Aim: Locate every line in the material below that has the word "bahwa". Copy each of those lines.

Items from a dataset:
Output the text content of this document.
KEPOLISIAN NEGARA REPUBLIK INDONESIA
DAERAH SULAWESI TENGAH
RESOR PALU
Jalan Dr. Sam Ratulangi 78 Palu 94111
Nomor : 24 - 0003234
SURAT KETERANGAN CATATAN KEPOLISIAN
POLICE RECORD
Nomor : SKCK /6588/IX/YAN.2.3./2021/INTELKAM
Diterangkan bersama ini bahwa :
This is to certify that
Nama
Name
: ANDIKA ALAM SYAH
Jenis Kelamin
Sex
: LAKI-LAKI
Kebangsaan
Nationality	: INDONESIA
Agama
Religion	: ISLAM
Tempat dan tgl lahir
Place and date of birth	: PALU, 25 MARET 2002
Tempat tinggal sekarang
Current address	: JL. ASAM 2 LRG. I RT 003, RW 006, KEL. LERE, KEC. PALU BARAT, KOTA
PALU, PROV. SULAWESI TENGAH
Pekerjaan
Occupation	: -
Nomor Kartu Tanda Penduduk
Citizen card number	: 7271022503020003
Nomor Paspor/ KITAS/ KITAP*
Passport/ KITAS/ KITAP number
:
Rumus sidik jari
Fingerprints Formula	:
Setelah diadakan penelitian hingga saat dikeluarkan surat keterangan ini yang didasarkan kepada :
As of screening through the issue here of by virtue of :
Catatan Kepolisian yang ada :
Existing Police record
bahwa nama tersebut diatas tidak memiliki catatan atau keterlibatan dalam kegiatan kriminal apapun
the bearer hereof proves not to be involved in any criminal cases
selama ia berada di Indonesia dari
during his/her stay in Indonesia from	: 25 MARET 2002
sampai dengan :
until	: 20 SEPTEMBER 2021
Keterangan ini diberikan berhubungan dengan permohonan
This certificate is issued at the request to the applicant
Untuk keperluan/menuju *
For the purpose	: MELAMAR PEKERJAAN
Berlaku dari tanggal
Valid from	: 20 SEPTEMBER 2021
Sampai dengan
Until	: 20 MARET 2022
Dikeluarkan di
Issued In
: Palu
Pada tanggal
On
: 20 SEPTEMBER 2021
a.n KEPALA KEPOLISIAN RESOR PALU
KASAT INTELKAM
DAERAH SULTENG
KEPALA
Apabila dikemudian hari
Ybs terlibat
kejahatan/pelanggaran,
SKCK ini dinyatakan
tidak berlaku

The solution:
Diterangkan bersama ini bahwa :
bahwa nama tersebut diatas tidak memiliki catatan atau keterlibatan dalam kegiatan kriminal apapun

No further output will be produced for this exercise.